▶ RECORD EXTRACTS:
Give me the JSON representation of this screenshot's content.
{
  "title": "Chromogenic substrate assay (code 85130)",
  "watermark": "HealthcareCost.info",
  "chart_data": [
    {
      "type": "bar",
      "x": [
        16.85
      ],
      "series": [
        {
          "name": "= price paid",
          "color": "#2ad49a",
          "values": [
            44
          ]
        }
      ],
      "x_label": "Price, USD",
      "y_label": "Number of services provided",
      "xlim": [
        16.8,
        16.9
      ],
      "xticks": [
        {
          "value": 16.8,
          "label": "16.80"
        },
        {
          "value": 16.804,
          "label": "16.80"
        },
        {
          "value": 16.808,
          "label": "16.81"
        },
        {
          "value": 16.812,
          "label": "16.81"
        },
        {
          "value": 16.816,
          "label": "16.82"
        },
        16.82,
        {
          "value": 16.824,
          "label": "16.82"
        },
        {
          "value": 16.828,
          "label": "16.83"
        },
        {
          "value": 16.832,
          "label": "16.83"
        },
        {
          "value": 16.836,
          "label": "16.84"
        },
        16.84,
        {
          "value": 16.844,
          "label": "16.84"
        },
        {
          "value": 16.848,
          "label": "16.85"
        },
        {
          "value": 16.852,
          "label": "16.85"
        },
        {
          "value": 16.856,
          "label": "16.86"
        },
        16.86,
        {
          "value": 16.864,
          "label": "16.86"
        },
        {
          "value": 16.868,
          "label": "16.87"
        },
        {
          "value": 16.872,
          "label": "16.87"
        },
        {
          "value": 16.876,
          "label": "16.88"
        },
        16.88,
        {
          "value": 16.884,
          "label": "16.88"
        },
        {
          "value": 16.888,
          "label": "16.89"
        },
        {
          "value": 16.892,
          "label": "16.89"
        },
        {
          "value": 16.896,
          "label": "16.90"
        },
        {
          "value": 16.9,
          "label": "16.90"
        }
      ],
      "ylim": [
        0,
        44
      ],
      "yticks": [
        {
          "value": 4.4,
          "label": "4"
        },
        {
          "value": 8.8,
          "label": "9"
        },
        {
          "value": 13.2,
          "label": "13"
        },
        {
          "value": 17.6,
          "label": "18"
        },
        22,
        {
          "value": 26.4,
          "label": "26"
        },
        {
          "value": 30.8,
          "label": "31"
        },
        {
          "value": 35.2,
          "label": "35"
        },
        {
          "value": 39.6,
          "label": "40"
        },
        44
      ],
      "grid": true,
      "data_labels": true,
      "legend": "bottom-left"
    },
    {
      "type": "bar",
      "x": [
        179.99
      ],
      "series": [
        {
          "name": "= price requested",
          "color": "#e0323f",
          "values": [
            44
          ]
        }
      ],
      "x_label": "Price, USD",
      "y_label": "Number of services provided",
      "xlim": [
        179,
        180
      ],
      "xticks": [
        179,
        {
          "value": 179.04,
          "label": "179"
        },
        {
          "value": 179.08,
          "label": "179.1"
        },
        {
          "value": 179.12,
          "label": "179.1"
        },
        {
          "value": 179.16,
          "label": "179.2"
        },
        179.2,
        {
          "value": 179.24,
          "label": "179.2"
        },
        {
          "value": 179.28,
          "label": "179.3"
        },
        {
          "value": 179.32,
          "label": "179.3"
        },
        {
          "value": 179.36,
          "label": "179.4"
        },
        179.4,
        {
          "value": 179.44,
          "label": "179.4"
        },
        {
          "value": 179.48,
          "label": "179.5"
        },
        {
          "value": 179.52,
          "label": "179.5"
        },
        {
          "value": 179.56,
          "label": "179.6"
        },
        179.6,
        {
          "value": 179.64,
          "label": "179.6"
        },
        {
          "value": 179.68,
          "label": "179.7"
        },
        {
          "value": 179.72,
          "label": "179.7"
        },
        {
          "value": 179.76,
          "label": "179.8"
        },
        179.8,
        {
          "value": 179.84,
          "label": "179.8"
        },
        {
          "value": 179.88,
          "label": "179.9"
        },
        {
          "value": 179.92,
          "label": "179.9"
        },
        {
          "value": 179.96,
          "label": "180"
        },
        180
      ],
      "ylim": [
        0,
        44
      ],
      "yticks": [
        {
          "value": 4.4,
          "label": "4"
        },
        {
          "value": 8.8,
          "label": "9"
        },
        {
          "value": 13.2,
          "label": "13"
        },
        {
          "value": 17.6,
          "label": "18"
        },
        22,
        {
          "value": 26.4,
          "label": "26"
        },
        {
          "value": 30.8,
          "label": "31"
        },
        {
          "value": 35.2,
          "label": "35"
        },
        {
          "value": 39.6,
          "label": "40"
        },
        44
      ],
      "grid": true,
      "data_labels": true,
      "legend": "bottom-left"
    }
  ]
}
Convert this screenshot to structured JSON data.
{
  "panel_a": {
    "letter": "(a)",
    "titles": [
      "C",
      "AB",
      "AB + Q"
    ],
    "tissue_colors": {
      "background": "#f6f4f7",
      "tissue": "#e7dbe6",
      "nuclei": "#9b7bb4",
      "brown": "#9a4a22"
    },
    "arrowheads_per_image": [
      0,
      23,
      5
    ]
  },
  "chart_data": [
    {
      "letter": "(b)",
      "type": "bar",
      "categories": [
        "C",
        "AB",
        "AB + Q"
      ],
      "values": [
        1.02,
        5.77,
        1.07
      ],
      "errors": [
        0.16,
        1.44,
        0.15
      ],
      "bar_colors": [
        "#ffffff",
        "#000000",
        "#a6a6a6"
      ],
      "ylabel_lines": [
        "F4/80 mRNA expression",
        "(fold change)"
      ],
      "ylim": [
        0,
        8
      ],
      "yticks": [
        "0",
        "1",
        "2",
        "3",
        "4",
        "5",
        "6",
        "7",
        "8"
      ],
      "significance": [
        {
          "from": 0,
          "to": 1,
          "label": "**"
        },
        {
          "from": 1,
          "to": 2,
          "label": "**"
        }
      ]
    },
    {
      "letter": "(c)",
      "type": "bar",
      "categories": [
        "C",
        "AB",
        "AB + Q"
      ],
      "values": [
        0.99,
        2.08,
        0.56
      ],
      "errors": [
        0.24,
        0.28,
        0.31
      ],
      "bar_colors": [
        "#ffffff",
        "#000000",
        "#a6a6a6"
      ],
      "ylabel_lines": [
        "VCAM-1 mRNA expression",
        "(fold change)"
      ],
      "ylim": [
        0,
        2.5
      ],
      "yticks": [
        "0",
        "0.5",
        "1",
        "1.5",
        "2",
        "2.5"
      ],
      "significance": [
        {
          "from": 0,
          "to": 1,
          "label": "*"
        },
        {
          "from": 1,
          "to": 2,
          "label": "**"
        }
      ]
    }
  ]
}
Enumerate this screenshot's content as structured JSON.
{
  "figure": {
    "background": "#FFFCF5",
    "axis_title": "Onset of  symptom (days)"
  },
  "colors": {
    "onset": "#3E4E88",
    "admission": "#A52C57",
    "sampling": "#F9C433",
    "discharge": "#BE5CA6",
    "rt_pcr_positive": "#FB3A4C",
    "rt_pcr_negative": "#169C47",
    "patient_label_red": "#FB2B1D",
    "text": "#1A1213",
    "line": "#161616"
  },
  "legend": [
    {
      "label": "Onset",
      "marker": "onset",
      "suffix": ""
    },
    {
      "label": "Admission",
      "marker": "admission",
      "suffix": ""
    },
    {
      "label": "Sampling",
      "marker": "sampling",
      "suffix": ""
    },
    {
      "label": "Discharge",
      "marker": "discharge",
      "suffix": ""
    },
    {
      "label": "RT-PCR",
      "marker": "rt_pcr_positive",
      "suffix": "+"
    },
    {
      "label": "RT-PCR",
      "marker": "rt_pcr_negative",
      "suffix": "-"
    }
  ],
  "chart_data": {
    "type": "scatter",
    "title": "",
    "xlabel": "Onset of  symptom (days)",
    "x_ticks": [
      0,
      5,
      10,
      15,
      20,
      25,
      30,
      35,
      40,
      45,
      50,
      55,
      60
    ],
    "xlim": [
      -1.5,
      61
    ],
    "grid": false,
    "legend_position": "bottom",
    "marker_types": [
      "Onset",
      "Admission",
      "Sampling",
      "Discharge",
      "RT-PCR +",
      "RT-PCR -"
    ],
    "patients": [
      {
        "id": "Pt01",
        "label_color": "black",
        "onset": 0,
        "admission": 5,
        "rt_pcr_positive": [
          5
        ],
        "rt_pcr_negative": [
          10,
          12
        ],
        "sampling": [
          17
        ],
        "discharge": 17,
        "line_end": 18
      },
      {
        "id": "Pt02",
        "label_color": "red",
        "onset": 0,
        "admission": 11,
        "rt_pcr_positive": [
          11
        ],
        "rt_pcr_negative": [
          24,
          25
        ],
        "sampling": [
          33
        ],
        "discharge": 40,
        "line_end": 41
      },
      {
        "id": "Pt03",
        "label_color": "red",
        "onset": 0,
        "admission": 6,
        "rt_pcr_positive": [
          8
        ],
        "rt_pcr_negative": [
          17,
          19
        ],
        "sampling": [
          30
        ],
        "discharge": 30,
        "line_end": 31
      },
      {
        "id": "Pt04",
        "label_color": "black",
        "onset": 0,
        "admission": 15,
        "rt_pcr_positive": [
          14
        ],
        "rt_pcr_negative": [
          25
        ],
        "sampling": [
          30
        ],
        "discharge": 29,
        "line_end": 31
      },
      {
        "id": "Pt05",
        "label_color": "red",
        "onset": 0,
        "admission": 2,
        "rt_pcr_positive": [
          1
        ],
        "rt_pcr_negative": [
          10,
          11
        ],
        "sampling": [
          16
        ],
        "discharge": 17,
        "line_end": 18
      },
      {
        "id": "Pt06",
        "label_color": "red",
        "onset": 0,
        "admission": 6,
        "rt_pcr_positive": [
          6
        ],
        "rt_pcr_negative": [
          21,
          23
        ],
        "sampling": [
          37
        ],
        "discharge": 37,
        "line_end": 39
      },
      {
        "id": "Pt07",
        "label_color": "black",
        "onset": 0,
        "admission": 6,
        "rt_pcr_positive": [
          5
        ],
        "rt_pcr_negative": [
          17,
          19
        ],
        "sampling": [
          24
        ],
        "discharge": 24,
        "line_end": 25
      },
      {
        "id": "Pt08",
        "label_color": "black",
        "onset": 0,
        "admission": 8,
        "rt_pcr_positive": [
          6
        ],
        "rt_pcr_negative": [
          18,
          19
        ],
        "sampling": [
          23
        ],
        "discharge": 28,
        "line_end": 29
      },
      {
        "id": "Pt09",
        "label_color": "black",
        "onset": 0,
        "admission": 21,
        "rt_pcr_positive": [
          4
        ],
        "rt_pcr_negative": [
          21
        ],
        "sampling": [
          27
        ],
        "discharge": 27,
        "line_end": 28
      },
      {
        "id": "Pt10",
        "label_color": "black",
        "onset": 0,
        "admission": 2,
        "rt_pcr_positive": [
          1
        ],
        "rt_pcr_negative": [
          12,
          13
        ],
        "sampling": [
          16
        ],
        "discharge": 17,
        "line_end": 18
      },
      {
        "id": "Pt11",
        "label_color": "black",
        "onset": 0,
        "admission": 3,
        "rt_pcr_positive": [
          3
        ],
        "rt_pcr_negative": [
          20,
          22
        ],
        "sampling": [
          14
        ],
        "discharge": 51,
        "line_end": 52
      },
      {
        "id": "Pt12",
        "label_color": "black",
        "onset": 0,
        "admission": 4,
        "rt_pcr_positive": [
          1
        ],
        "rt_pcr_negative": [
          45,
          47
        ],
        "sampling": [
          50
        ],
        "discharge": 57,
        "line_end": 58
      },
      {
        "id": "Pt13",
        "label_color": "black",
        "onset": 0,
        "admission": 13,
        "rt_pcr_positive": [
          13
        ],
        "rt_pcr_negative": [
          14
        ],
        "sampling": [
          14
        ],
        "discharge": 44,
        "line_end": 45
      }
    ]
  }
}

▶ EXERCISE OBJECTIVE: Go through the entries and return each line where the word "mRNA" appears.

▶ ANSWER BOX:
        "F4/80 mRNA expression",
        "VCAM-1 mRNA expression",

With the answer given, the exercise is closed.